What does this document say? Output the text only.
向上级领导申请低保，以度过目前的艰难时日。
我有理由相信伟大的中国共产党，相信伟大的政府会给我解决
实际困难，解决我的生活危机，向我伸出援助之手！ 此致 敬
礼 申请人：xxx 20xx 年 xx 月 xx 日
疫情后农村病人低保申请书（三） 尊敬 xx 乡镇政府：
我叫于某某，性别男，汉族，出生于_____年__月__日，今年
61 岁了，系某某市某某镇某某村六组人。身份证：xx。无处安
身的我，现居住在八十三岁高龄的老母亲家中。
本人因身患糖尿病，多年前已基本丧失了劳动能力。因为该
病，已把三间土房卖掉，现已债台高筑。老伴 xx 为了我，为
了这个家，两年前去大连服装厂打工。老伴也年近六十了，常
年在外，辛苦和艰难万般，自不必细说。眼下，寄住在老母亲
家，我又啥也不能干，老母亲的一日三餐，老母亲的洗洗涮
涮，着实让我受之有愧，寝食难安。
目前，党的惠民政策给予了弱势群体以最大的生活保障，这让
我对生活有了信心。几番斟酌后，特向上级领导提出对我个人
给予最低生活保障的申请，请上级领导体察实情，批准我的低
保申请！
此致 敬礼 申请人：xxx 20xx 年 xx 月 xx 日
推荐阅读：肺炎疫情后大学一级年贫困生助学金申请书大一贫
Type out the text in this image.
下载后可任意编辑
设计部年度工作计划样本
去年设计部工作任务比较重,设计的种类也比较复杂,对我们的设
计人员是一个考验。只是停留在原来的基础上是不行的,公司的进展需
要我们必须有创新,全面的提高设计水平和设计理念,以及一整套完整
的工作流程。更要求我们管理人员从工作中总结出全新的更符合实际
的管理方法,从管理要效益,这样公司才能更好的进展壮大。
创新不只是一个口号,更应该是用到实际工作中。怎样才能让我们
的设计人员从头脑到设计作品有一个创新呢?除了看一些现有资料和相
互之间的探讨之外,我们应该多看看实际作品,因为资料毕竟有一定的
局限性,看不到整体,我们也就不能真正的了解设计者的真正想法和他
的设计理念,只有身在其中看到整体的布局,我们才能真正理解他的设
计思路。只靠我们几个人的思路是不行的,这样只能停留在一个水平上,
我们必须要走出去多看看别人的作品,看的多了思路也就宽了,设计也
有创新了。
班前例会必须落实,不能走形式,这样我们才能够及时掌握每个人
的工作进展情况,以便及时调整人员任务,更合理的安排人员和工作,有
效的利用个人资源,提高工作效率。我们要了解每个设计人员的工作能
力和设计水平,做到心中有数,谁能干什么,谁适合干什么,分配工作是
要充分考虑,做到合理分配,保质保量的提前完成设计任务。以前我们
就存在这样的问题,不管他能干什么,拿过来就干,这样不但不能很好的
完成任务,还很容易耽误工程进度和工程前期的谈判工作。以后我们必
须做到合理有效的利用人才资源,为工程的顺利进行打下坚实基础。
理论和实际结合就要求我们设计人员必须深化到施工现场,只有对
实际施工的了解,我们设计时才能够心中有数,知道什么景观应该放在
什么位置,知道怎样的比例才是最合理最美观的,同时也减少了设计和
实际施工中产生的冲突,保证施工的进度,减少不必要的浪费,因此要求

▸ **Brief**:
Every record above should be copied exactly.

▸ **Solution**:
What does this document say? Output the text only.
向上级领导申请低保，以度过目前的艰难时日。
我有理由相信伟大的中国共产党，相信伟大的政府会给我解决
实际困难，解决我的生活危机，向我伸出援助之手！ 此致 敬
礼 申请人：xxx 20xx 年 xx 月 xx 日
疫情后农村病人低保申请书（三） 尊敬 xx 乡镇政府：
我叫于某某，性别男，汉族，出生于_____年__月__日，今年
61 岁了，系某某市某某镇某某村六组人。身份证：xx。无处安
身的我，现居住在八十三岁高龄的老母亲家中。
本人因身患糖尿病，多年前已基本丧失了劳动能力。因为该
病，已把三间土房卖掉，现已债台高筑。老伴 xx 为了我，为
了这个家，两年前去大连服装厂打工。老伴也年近六十了，常
年在外，辛苦和艰难万般，自不必细说。眼下，寄住在老母亲
家，我又啥也不能干，老母亲的一日三餐，老母亲的洗洗涮
涮，着实让我受之有愧，寝食难安。
目前，党的惠民政策给予了弱势群体以最大的生活保障，这让
我对生活有了信心。几番斟酌后，特向上级领导提出对我个人
给予最低生活保障的申请，请上级领导体察实情，批准我的低
保申请！
此致 敬礼 申请人：xxx 20xx 年 xx 月 xx 日
推荐阅读：肺炎疫情后大学一级年贫困生助学金申请书大一贫
Type out the text in this image.
下载后可任意编辑
设计部年度工作计划样本
去年设计部工作任务比较重,设计的种类也比较复杂,对我们的设
计人员是一个考验。只是停留在原来的基础上是不行的,公司的进展需
要我们必须有创新,全面的提高设计水平和设计理念,以及一整套完整
的工作流程。更要求我们管理人员从工作中总结出全新的更符合实际
的管理方法,从管理要效益,这样公司才能更好的进展壮大。
创新不只是一个口号,更应该是用到实际工作中。怎样才能让我们
的设计人员从头脑到设计作品有一个创新呢?除了看一些现有资料和相
互之间的探讨之外,我们应该多看看实际作品,因为资料毕竟有一定的
局限性,看不到整体,我们也就不能真正的了解设计者的真正想法和他
的设计理念,只有身在其中看到整体的布局,我们才能真正理解他的设
计思路。只靠我们几个人的思路是不行的,这样只能停留在一个水平上,
我们必须要走出去多看看别人的作品,看的多了思路也就宽了,设计也
有创新了。
班前例会必须落实,不能走形式,这样我们才能够及时掌握每个人
的工作进展情况,以便及时调整人员任务,更合理的安排人员和工作,有
效的利用个人资源,提高工作效率。我们要了解每个设计人员的工作能
力和设计水平,做到心中有数,谁能干什么,谁适合干什么,分配工作是
要充分考虑,做到合理分配,保质保量的提前完成设计任务。以前我们
就存在这样的问题,不管他能干什么,拿过来就干,这样不但不能很好的
完成任务,还很容易耽误工程进度和工程前期的谈判工作。以后我们必
须做到合理有效的利用人才资源,为工程的顺利进行打下坚实基础。
理论和实际结合就要求我们设计人员必须深化到施工现场,只有对
实际施工的了解,我们设计时才能够心中有数,知道什么景观应该放在
什么位置,知道怎样的比例才是最合理最美观的,同时也减少了设计和
实际施工中产生的冲突,保证施工的进度,减少不必要的浪费,因此要求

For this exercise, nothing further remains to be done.